Items from a figure collection
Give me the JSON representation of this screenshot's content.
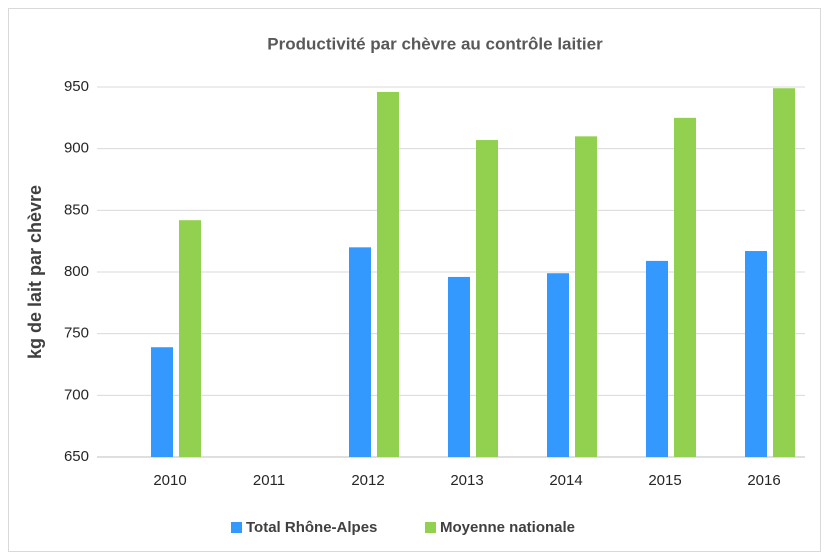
{
  "chart_data": {
    "type": "bar",
    "title": "Productivité par chèvre au contrôle laitier",
    "y_label": "kg de lait par chèvre",
    "categories": [
      "2010",
      "2011",
      "2012",
      "2013",
      "2014",
      "2015",
      "2016"
    ],
    "series": [
      {
        "name": "Total Rhône-Alpes",
        "color": "#3399ff",
        "values": [
          739,
          null,
          820,
          796,
          799,
          809,
          817
        ]
      },
      {
        "name": "Moyenne nationale",
        "color": "#92d050",
        "values": [
          842,
          null,
          946,
          907,
          910,
          925,
          949
        ]
      }
    ],
    "ylim": [
      650,
      950
    ],
    "yticks": [
      650,
      700,
      750,
      800,
      850,
      900,
      950
    ],
    "grid": true,
    "legend": "bottom"
  }
}
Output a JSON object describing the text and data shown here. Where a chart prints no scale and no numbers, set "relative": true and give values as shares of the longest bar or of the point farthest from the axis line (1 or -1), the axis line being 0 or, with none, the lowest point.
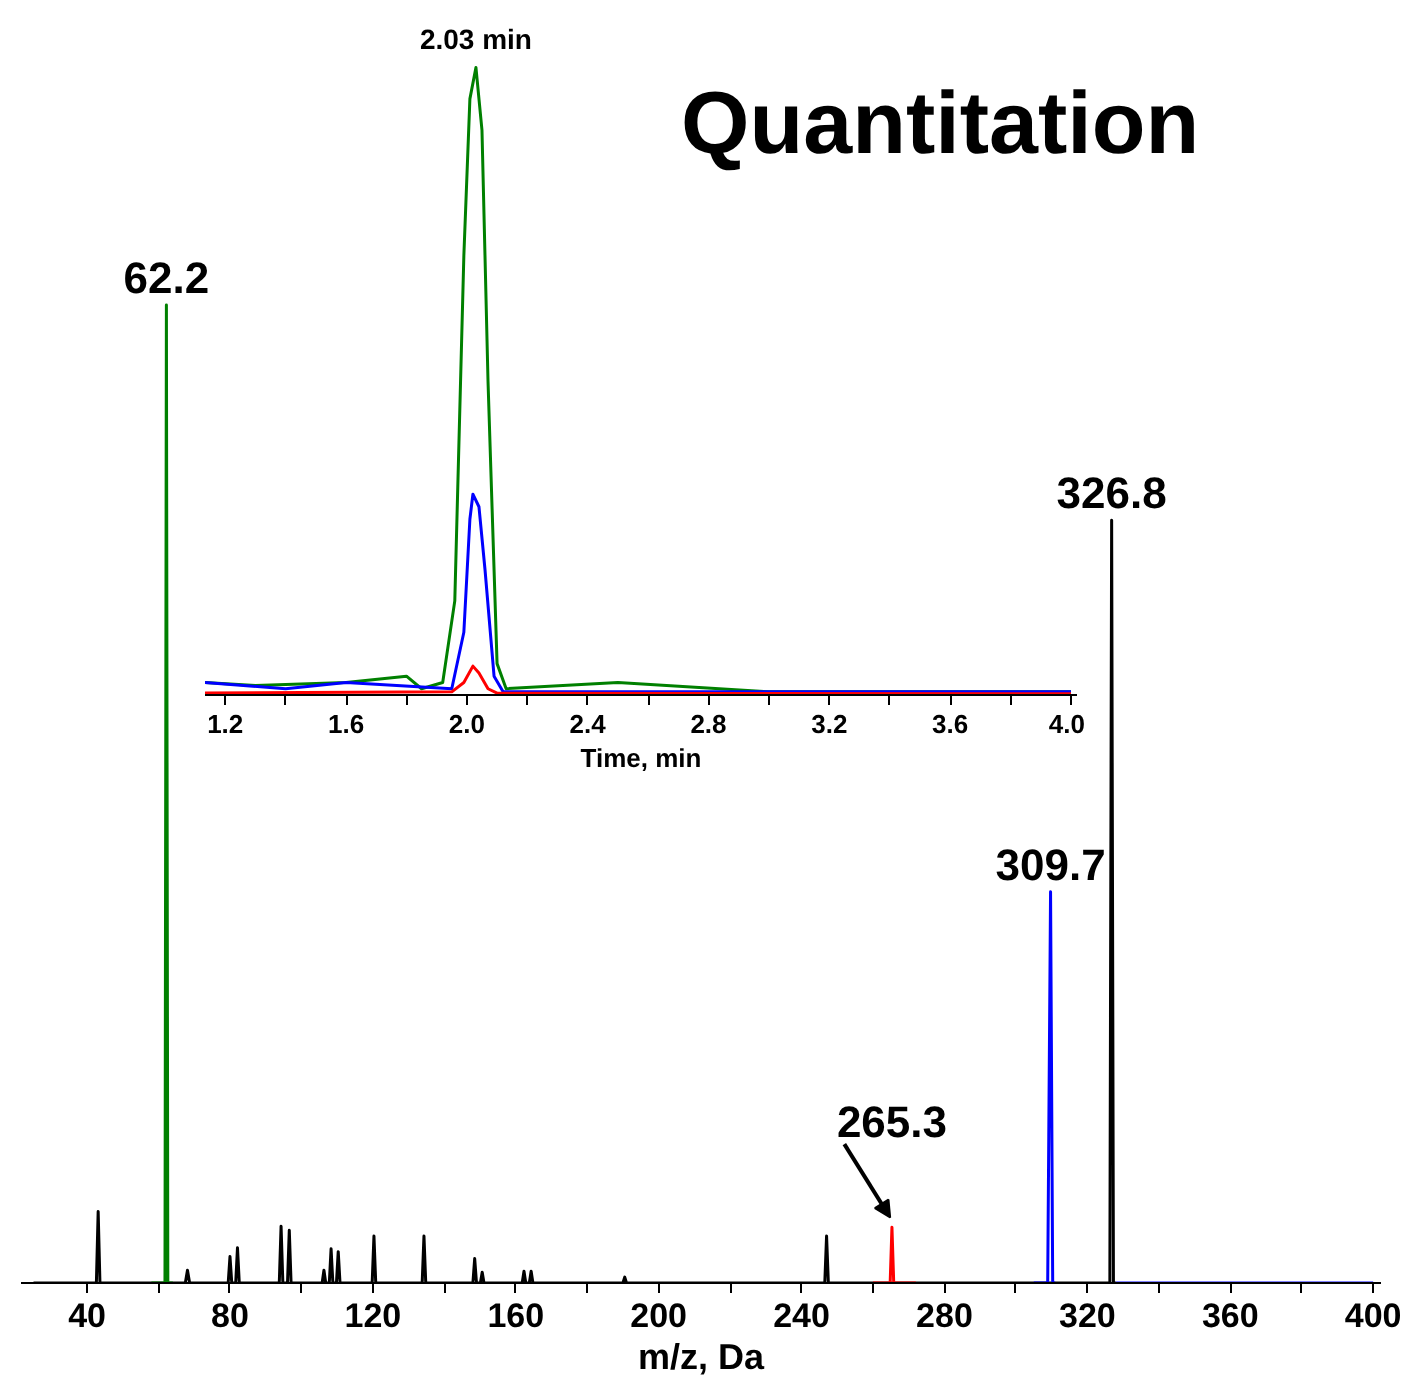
{
  "chart_data": [
    {
      "type": "line",
      "title": "Quantitation",
      "xlabel": "m/z, Da",
      "relative": true,
      "xlim": [
        21.5,
        402.2
      ],
      "xticks": [
        40,
        {
          "value": 60,
          "label": null
        },
        80,
        {
          "value": 100,
          "label": null
        },
        120,
        {
          "value": 140,
          "label": null
        },
        160,
        {
          "value": 180,
          "label": null
        },
        200,
        {
          "value": 220,
          "label": null
        },
        240,
        {
          "value": 260,
          "label": null
        },
        280,
        {
          "value": 300,
          "label": null
        },
        320,
        {
          "value": 340,
          "label": null
        },
        360,
        {
          "value": 380,
          "label": null
        },
        400
      ],
      "series": [
        {
          "color": "#000000",
          "x": [
            25,
            42.6,
            43.1,
            43.6,
            57,
            67.5,
            68.1,
            68.7,
            79.5,
            80,
            80.5,
            81.6,
            82.1,
            82.6,
            93.8,
            94.3,
            94.8,
            96.1,
            96.6,
            97.1,
            105.8,
            106.3,
            106.8,
            107.8,
            108.3,
            108.8,
            109.8,
            110.3,
            110.8,
            119.8,
            120.3,
            120.8,
            133.8,
            134.3,
            134.8,
            148,
            148.5,
            149,
            150.1,
            150.6,
            151.1,
            161.8,
            162.3,
            162.8,
            163.8,
            164.3,
            164.8,
            190,
            190.5,
            191,
            246.5,
            247,
            247.5,
            326.3,
            326.8,
            327.3,
            328
          ],
          "values": [
            0,
            0,
            0.073,
            0,
            0,
            0,
            0.013,
            0,
            0,
            0.027,
            0,
            0,
            0.036,
            0,
            0,
            0.058,
            0,
            0,
            0.054,
            0,
            0,
            0.013,
            0,
            0,
            0.035,
            0,
            0,
            0.032,
            0,
            0,
            0.048,
            0,
            0,
            0.048,
            0,
            0,
            0.025,
            0,
            0,
            0.011,
            0,
            0,
            0.012,
            0,
            0,
            0.012,
            0,
            0,
            0.006,
            0,
            0,
            0.048,
            0,
            0,
            0.78,
            0,
            0
          ]
        },
        {
          "color": "#008000",
          "x": [
            58,
            61.8,
            62.2,
            62.6,
            64
          ],
          "values": [
            0,
            0,
            1,
            0,
            0
          ]
        },
        {
          "color": "#ff0000",
          "x": [
            260,
            264.8,
            265.3,
            265.8,
            272
          ],
          "values": [
            0,
            0,
            0.057,
            0,
            0
          ]
        },
        {
          "color": "#0000ff",
          "x": [
            305,
            308.9,
            309.2,
            309.7,
            310.3,
            311,
            318,
            328,
            400
          ],
          "values": [
            0,
            0,
            0.15,
            0.4,
            0,
            0,
            null,
            0,
            0
          ]
        }
      ],
      "annotations": [
        {
          "text": "62.2",
          "x": 62.2,
          "y": 1
        },
        {
          "text": "326.8",
          "x": 326.8,
          "y": 0.78
        },
        {
          "text": "309.7",
          "x": 309.7,
          "y": 0.4
        },
        {
          "text": "265.3",
          "x": 265.3,
          "y": 0.057
        }
      ]
    },
    {
      "type": "line",
      "xlabel": "Time, min",
      "relative": true,
      "xlim": [
        1.133,
        4.02
      ],
      "xticks": [
        1.2,
        {
          "value": 1.4,
          "label": null
        },
        1.6,
        {
          "value": 1.8,
          "label": null
        },
        {
          "value": 2.0,
          "label": "2.0"
        },
        {
          "value": 2.2,
          "label": null
        },
        2.4,
        {
          "value": 2.6,
          "label": null
        },
        2.8,
        {
          "value": 3.0,
          "label": null
        },
        3.2,
        {
          "value": 3.4,
          "label": null
        },
        3.6,
        {
          "value": 3.8,
          "label": null
        },
        {
          "value": 4.0,
          "label": "4.0"
        }
      ],
      "series": [
        {
          "color": "#008000",
          "x": [
            1.133,
            1.3,
            1.6,
            1.8,
            1.85,
            1.92,
            1.96,
            1.99,
            2.01,
            2.03,
            2.05,
            2.07,
            2.1,
            2.13,
            2.5,
            3.0,
            4.0
          ],
          "values": [
            0.02,
            0.015,
            0.02,
            0.03,
            0.01,
            0.02,
            0.15,
            0.7,
            0.95,
            1.0,
            0.9,
            0.5,
            0.05,
            0.01,
            0.02,
            0.005,
            0.005
          ]
        },
        {
          "color": "#0000ff",
          "x": [
            1.133,
            1.4,
            1.6,
            1.95,
            1.99,
            2.01,
            2.02,
            2.04,
            2.06,
            2.09,
            2.12,
            2.6,
            4.0
          ],
          "values": [
            0.02,
            0.01,
            0.02,
            0.01,
            0.1,
            0.28,
            0.32,
            0.3,
            0.2,
            0.03,
            0.005,
            0.005,
            0.005
          ]
        },
        {
          "color": "#ff0000",
          "x": [
            1.133,
            1.95,
            1.99,
            2.02,
            2.04,
            2.07,
            2.1,
            4.0
          ],
          "values": [
            0.003,
            0.005,
            0.02,
            0.046,
            0.035,
            0.01,
            0.003,
            0.002
          ]
        }
      ],
      "annotations": [
        {
          "text": "2.03 min",
          "x": 2.03,
          "y": 1.0
        }
      ]
    }
  ]
}
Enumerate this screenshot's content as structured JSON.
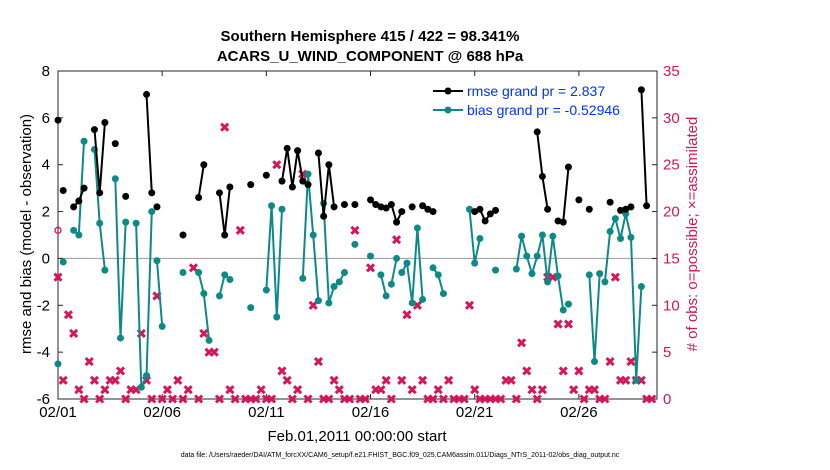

§ Work required
Copy each line of the preceding data that contains the string "title".

§ Final result
    "title": "Productivité par chèvre au contrôle laitier",
      "title": "Quantitation",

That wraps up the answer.